_YOUR INSTRUCTIONS_: Every line that contains the word "structured" should be copied.
──────── DATA FOR PROCESSING ────────
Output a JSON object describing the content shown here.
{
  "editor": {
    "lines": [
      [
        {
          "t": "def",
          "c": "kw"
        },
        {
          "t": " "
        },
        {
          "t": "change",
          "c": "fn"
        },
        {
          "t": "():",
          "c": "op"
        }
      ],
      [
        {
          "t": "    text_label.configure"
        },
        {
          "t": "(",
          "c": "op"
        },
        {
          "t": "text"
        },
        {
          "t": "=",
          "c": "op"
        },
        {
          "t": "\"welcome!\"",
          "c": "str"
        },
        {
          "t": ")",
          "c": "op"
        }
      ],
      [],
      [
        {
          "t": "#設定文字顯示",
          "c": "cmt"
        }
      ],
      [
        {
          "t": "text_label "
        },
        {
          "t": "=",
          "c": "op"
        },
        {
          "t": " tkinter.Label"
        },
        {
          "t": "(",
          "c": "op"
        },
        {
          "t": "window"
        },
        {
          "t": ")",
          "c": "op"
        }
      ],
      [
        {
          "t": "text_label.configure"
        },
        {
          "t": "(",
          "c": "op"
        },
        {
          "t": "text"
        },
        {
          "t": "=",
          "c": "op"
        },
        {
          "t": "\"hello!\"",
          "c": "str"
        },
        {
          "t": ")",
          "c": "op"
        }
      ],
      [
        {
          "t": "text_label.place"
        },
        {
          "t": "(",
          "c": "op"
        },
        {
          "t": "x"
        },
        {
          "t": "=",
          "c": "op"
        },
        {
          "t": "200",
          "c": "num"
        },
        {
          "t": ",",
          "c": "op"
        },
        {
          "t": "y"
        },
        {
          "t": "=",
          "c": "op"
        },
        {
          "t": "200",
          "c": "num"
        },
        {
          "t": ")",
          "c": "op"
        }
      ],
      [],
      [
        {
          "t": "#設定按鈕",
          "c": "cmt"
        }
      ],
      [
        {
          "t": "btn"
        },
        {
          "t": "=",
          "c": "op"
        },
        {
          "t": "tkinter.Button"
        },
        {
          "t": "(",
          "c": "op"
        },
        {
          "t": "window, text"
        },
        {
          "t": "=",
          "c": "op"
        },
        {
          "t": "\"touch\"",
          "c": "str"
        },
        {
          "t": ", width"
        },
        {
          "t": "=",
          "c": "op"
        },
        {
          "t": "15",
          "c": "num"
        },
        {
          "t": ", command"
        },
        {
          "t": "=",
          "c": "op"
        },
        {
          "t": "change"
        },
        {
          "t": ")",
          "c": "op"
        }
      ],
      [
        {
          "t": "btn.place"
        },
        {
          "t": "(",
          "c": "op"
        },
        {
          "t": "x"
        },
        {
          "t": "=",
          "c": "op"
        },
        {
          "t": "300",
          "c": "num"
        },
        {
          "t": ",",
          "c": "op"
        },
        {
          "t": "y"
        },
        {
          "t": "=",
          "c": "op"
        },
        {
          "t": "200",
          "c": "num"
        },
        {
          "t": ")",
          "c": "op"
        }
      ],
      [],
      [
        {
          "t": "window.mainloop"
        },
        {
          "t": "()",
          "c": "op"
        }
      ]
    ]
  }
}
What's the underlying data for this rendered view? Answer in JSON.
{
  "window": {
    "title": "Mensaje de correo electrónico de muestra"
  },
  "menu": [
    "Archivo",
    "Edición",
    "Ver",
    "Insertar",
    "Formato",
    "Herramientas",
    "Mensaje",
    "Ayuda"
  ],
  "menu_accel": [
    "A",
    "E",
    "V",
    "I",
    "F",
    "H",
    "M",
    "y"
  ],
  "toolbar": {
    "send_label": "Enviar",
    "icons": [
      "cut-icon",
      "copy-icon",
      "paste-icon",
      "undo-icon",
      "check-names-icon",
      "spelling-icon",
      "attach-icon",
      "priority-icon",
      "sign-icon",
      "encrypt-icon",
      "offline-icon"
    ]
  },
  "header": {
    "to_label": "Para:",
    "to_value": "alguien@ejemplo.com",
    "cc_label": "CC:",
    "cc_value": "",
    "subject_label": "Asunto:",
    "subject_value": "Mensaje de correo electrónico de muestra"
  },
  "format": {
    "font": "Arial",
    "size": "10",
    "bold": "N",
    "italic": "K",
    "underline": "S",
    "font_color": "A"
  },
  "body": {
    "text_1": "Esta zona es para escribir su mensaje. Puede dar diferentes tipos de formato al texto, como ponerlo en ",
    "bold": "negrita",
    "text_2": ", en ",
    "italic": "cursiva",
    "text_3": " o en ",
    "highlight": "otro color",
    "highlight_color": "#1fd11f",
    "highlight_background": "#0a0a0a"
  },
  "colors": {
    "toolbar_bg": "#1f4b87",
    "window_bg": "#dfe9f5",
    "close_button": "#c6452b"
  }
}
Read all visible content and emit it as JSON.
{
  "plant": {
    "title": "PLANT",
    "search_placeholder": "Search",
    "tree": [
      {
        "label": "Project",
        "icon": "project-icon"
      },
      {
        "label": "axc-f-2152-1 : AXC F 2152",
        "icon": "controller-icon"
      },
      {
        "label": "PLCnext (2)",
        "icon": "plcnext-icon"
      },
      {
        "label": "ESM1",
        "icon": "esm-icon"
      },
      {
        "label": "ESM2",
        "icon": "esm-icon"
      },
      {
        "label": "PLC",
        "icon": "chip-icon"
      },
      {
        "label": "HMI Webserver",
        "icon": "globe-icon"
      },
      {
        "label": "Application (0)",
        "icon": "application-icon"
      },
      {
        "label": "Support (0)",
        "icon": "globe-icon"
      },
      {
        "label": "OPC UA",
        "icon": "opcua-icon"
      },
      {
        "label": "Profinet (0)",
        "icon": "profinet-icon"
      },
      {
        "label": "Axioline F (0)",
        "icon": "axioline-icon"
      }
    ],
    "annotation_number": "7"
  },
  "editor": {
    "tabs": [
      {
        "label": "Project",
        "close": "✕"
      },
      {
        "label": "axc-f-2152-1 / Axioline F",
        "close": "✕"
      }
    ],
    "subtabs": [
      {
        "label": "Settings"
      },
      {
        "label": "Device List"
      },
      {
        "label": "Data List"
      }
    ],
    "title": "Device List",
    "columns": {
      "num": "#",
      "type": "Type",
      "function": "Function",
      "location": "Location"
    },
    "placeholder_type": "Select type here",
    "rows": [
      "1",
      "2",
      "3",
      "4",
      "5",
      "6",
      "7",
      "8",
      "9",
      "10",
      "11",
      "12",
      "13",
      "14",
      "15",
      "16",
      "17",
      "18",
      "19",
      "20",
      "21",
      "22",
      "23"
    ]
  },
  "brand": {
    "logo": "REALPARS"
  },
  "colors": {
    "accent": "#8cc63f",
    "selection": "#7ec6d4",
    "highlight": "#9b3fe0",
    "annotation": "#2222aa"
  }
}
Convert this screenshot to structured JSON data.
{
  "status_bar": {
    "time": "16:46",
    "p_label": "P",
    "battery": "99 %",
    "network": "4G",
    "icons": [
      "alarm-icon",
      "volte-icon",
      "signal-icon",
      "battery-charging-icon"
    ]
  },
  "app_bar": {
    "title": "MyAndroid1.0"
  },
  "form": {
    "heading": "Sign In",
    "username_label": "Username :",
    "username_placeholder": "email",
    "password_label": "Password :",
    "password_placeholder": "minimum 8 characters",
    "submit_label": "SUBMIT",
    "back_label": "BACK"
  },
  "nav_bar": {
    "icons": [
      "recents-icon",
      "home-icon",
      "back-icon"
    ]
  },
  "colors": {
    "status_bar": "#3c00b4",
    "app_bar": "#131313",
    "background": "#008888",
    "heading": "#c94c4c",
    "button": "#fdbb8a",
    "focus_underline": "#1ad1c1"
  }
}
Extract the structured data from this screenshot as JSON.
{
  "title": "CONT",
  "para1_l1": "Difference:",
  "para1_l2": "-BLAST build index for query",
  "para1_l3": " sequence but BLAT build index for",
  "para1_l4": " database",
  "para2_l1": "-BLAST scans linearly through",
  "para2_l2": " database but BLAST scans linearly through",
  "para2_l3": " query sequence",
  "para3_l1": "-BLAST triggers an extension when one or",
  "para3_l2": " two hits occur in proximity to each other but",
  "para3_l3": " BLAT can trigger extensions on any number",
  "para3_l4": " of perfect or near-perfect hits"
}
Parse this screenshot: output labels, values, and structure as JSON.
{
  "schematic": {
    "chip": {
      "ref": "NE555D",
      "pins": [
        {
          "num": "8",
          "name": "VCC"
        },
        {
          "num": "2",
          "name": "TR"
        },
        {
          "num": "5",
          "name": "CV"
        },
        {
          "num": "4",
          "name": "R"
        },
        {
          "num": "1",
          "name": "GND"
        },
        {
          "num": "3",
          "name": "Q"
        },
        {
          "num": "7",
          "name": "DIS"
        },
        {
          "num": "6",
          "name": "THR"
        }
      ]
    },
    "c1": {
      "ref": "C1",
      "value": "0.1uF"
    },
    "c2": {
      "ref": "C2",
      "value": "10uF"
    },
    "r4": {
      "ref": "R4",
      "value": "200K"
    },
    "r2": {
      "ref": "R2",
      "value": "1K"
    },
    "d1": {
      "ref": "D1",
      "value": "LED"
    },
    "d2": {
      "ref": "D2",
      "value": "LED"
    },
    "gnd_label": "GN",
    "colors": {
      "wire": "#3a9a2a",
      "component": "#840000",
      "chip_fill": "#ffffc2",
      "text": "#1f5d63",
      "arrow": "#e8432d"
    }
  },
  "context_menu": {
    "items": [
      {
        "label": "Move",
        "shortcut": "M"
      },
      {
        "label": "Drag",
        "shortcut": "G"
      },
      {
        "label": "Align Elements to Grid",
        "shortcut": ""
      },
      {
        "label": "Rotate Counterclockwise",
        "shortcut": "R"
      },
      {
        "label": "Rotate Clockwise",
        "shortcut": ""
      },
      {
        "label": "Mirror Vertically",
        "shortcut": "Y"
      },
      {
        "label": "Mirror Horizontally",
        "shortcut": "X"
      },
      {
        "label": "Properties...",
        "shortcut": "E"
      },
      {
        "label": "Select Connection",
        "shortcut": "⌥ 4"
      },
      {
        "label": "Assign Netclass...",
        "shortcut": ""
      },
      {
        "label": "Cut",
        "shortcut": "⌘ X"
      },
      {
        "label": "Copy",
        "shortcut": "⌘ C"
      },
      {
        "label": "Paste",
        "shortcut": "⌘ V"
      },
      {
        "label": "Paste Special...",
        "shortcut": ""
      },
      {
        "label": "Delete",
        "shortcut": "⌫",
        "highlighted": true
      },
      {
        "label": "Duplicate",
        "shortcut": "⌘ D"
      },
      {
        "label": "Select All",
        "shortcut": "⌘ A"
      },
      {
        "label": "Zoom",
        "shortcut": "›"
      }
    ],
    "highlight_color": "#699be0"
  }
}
────────
_EXERCISE SOLUTION_:
Convert this screenshot to structured JSON data.
Extract the structured data from this screenshot as JSON.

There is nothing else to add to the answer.